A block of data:
┌──

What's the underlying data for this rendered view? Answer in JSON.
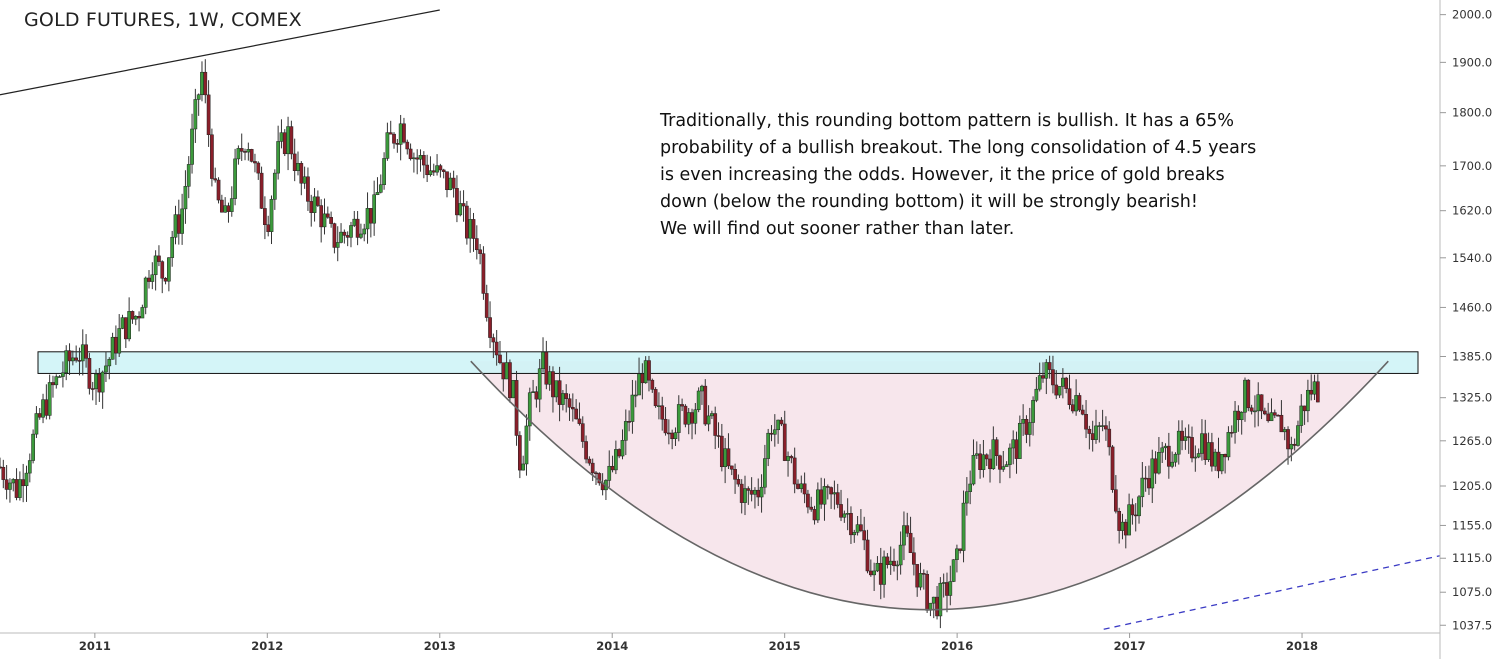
{
  "chart_data": {
    "type": "candlestick",
    "title": "GOLD FUTURES, 1W, COMEX",
    "annotation": [
      "Traditionally, this rounding bottom pattern is bullish. It has a 65%",
      "probability of a bullish breakout. The long consolidation of 4.5 years",
      "is even increasing the odds. However, it the price of gold breaks",
      "down (below the rounding bottom) it will be strongly bearish!",
      "We will find out sooner rather than later."
    ],
    "x_axis": {
      "ticks": [
        "2011",
        "2012",
        "2013",
        "2014",
        "2015",
        "2016",
        "2017",
        "2018"
      ],
      "range": [
        2010.45,
        2018.8
      ]
    },
    "y_axis": {
      "ticks": [
        "2000.0",
        "1900.0",
        "1800.0",
        "1700.0",
        "1620.0",
        "1540.0",
        "1460.0",
        "1385.0",
        "1325.0",
        "1265.0",
        "1205.0",
        "1155.0",
        "1115.0",
        "1075.0",
        "1037.5"
      ],
      "scale": "log",
      "range": [
        1030,
        2010
      ]
    },
    "colors": {
      "up": "#3c9a3c",
      "down": "#8a1f2a",
      "zone_fill": "#cdf3f7",
      "zone_stroke": "#111111",
      "bowl_fill": "#f7e6ec",
      "bowl_line": "#666666",
      "trend_line": "#222222",
      "dashed_line": "#3b3bc4"
    },
    "resistance_zone": {
      "low": 1360,
      "high": 1392,
      "x_start": 2010.45,
      "x_end": 2018.8
    },
    "rounding_bottom": {
      "x_start": 2013.18,
      "x_end": 2018.5,
      "top_price": 1378,
      "bottom_x": 2015.85,
      "bottom_price": 1055
    },
    "trend_line_upper": {
      "x1": 2010.45,
      "y1": 1835,
      "x2": 2013.0,
      "y2": 2010
    },
    "trend_line_dashed": {
      "x1": 2016.85,
      "y1": 1033,
      "x2": 2018.8,
      "y2": 1118
    },
    "price_path": [
      [
        2010.45,
        1230
      ],
      [
        2010.55,
        1200
      ],
      [
        2010.62,
        1250
      ],
      [
        2010.7,
        1310
      ],
      [
        2010.8,
        1360
      ],
      [
        2010.9,
        1395
      ],
      [
        2011.0,
        1345
      ],
      [
        2011.08,
        1380
      ],
      [
        2011.15,
        1425
      ],
      [
        2011.25,
        1450
      ],
      [
        2011.33,
        1540
      ],
      [
        2011.4,
        1510
      ],
      [
        2011.45,
        1580
      ],
      [
        2011.5,
        1610
      ],
      [
        2011.55,
        1720
      ],
      [
        2011.62,
        1880
      ],
      [
        2011.7,
        1640
      ],
      [
        2011.76,
        1600
      ],
      [
        2011.82,
        1700
      ],
      [
        2011.88,
        1760
      ],
      [
        2011.95,
        1660
      ],
      [
        2012.0,
        1600
      ],
      [
        2012.06,
        1720
      ],
      [
        2012.12,
        1760
      ],
      [
        2012.2,
        1660
      ],
      [
        2012.3,
        1620
      ],
      [
        2012.38,
        1570
      ],
      [
        2012.45,
        1580
      ],
      [
        2012.55,
        1610
      ],
      [
        2012.62,
        1620
      ],
      [
        2012.7,
        1740
      ],
      [
        2012.78,
        1780
      ],
      [
        2012.85,
        1720
      ],
      [
        2012.92,
        1700
      ],
      [
        2013.0,
        1680
      ],
      [
        2013.08,
        1660
      ],
      [
        2013.15,
        1590
      ],
      [
        2013.22,
        1570
      ],
      [
        2013.28,
        1450
      ],
      [
        2013.35,
        1380
      ],
      [
        2013.42,
        1340
      ],
      [
        2013.47,
        1230
      ],
      [
        2013.52,
        1310
      ],
      [
        2013.6,
        1370
      ],
      [
        2013.67,
        1330
      ],
      [
        2013.75,
        1310
      ],
      [
        2013.82,
        1270
      ],
      [
        2013.9,
        1230
      ],
      [
        2013.97,
        1210
      ],
      [
        2014.05,
        1250
      ],
      [
        2014.12,
        1320
      ],
      [
        2014.18,
        1370
      ],
      [
        2014.25,
        1300
      ],
      [
        2014.35,
        1290
      ],
      [
        2014.45,
        1310
      ],
      [
        2014.52,
        1320
      ],
      [
        2014.6,
        1270
      ],
      [
        2014.68,
        1220
      ],
      [
        2014.78,
        1190
      ],
      [
        2014.85,
        1200
      ],
      [
        2014.92,
        1290
      ],
      [
        2015.0,
        1260
      ],
      [
        2015.08,
        1200
      ],
      [
        2015.18,
        1180
      ],
      [
        2015.3,
        1190
      ],
      [
        2015.38,
        1165
      ],
      [
        2015.45,
        1140
      ],
      [
        2015.52,
        1090
      ],
      [
        2015.6,
        1110
      ],
      [
        2015.7,
        1140
      ],
      [
        2015.78,
        1090
      ],
      [
        2015.85,
        1060
      ],
      [
        2015.92,
        1070
      ],
      [
        2016.0,
        1110
      ],
      [
        2016.06,
        1210
      ],
      [
        2016.12,
        1240
      ],
      [
        2016.2,
        1250
      ],
      [
        2016.28,
        1240
      ],
      [
        2016.35,
        1260
      ],
      [
        2016.42,
        1300
      ],
      [
        2016.5,
        1360
      ],
      [
        2016.58,
        1345
      ],
      [
        2016.65,
        1330
      ],
      [
        2016.72,
        1325
      ],
      [
        2016.78,
        1260
      ],
      [
        2016.85,
        1290
      ],
      [
        2016.9,
        1220
      ],
      [
        2016.95,
        1150
      ],
      [
        2017.02,
        1170
      ],
      [
        2017.1,
        1220
      ],
      [
        2017.18,
        1240
      ],
      [
        2017.26,
        1260
      ],
      [
        2017.34,
        1250
      ],
      [
        2017.42,
        1270
      ],
      [
        2017.5,
        1230
      ],
      [
        2017.58,
        1280
      ],
      [
        2017.66,
        1330
      ],
      [
        2017.72,
        1320
      ],
      [
        2017.8,
        1280
      ],
      [
        2017.88,
        1290
      ],
      [
        2017.94,
        1250
      ],
      [
        2018.0,
        1310
      ],
      [
        2018.06,
        1340
      ],
      [
        2018.11,
        1335
      ]
    ]
  }
}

└──

● Aim
Transcribe each entry precisely as given, leaving the pictures out.

● Response
What's the underlying data for this rendered view? Answer in JSON.
{
  "chart_data": {
    "type": "candlestick",
    "title": "GOLD FUTURES, 1W, COMEX",
    "annotation": [
      "Traditionally, this rounding bottom pattern is bullish. It has a 65%",
      "probability of a bullish breakout. The long consolidation of 4.5 years",
      "is even increasing the odds. However, it the price of gold breaks",
      "down (below the rounding bottom) it will be strongly bearish!",
      "We will find out sooner rather than later."
    ],
    "x_axis": {
      "ticks": [
        "2011",
        "2012",
        "2013",
        "2014",
        "2015",
        "2016",
        "2017",
        "2018"
      ],
      "range": [
        2010.45,
        2018.8
      ]
    },
    "y_axis": {
      "ticks": [
        "2000.0",
        "1900.0",
        "1800.0",
        "1700.0",
        "1620.0",
        "1540.0",
        "1460.0",
        "1385.0",
        "1325.0",
        "1265.0",
        "1205.0",
        "1155.0",
        "1115.0",
        "1075.0",
        "1037.5"
      ],
      "scale": "log",
      "range": [
        1030,
        2010
      ]
    },
    "colors": {
      "up": "#3c9a3c",
      "down": "#8a1f2a",
      "zone_fill": "#cdf3f7",
      "zone_stroke": "#111111",
      "bowl_fill": "#f7e6ec",
      "bowl_line": "#666666",
      "trend_line": "#222222",
      "dashed_line": "#3b3bc4"
    },
    "resistance_zone": {
      "low": 1360,
      "high": 1392,
      "x_start": 2010.45,
      "x_end": 2018.8
    },
    "rounding_bottom": {
      "x_start": 2013.18,
      "x_end": 2018.5,
      "top_price": 1378,
      "bottom_x": 2015.85,
      "bottom_price": 1055
    },
    "trend_line_upper": {
      "x1": 2010.45,
      "y1": 1835,
      "x2": 2013.0,
      "y2": 2010
    },
    "trend_line_dashed": {
      "x1": 2016.85,
      "y1": 1033,
      "x2": 2018.8,
      "y2": 1118
    },
    "price_path": [
      [
        2010.45,
        1230
      ],
      [
        2010.55,
        1200
      ],
      [
        2010.62,
        1250
      ],
      [
        2010.7,
        1310
      ],
      [
        2010.8,
        1360
      ],
      [
        2010.9,
        1395
      ],
      [
        2011.0,
        1345
      ],
      [
        2011.08,
        1380
      ],
      [
        2011.15,
        1425
      ],
      [
        2011.25,
        1450
      ],
      [
        2011.33,
        1540
      ],
      [
        2011.4,
        1510
      ],
      [
        2011.45,
        1580
      ],
      [
        2011.5,
        1610
      ],
      [
        2011.55,
        1720
      ],
      [
        2011.62,
        1880
      ],
      [
        2011.7,
        1640
      ],
      [
        2011.76,
        1600
      ],
      [
        2011.82,
        1700
      ],
      [
        2011.88,
        1760
      ],
      [
        2011.95,
        1660
      ],
      [
        2012.0,
        1600
      ],
      [
        2012.06,
        1720
      ],
      [
        2012.12,
        1760
      ],
      [
        2012.2,
        1660
      ],
      [
        2012.3,
        1620
      ],
      [
        2012.38,
        1570
      ],
      [
        2012.45,
        1580
      ],
      [
        2012.55,
        1610
      ],
      [
        2012.62,
        1620
      ],
      [
        2012.7,
        1740
      ],
      [
        2012.78,
        1780
      ],
      [
        2012.85,
        1720
      ],
      [
        2012.92,
        1700
      ],
      [
        2013.0,
        1680
      ],
      [
        2013.08,
        1660
      ],
      [
        2013.15,
        1590
      ],
      [
        2013.22,
        1570
      ],
      [
        2013.28,
        1450
      ],
      [
        2013.35,
        1380
      ],
      [
        2013.42,
        1340
      ],
      [
        2013.47,
        1230
      ],
      [
        2013.52,
        1310
      ],
      [
        2013.6,
        1370
      ],
      [
        2013.67,
        1330
      ],
      [
        2013.75,
        1310
      ],
      [
        2013.82,
        1270
      ],
      [
        2013.9,
        1230
      ],
      [
        2013.97,
        1210
      ],
      [
        2014.05,
        1250
      ],
      [
        2014.12,
        1320
      ],
      [
        2014.18,
        1370
      ],
      [
        2014.25,
        1300
      ],
      [
        2014.35,
        1290
      ],
      [
        2014.45,
        1310
      ],
      [
        2014.52,
        1320
      ],
      [
        2014.6,
        1270
      ],
      [
        2014.68,
        1220
      ],
      [
        2014.78,
        1190
      ],
      [
        2014.85,
        1200
      ],
      [
        2014.92,
        1290
      ],
      [
        2015.0,
        1260
      ],
      [
        2015.08,
        1200
      ],
      [
        2015.18,
        1180
      ],
      [
        2015.3,
        1190
      ],
      [
        2015.38,
        1165
      ],
      [
        2015.45,
        1140
      ],
      [
        2015.52,
        1090
      ],
      [
        2015.6,
        1110
      ],
      [
        2015.7,
        1140
      ],
      [
        2015.78,
        1090
      ],
      [
        2015.85,
        1060
      ],
      [
        2015.92,
        1070
      ],
      [
        2016.0,
        1110
      ],
      [
        2016.06,
        1210
      ],
      [
        2016.12,
        1240
      ],
      [
        2016.2,
        1250
      ],
      [
        2016.28,
        1240
      ],
      [
        2016.35,
        1260
      ],
      [
        2016.42,
        1300
      ],
      [
        2016.5,
        1360
      ],
      [
        2016.58,
        1345
      ],
      [
        2016.65,
        1330
      ],
      [
        2016.72,
        1325
      ],
      [
        2016.78,
        1260
      ],
      [
        2016.85,
        1290
      ],
      [
        2016.9,
        1220
      ],
      [
        2016.95,
        1150
      ],
      [
        2017.02,
        1170
      ],
      [
        2017.1,
        1220
      ],
      [
        2017.18,
        1240
      ],
      [
        2017.26,
        1260
      ],
      [
        2017.34,
        1250
      ],
      [
        2017.42,
        1270
      ],
      [
        2017.5,
        1230
      ],
      [
        2017.58,
        1280
      ],
      [
        2017.66,
        1330
      ],
      [
        2017.72,
        1320
      ],
      [
        2017.8,
        1280
      ],
      [
        2017.88,
        1290
      ],
      [
        2017.94,
        1250
      ],
      [
        2018.0,
        1310
      ],
      [
        2018.06,
        1340
      ],
      [
        2018.11,
        1335
      ]
    ]
  }
}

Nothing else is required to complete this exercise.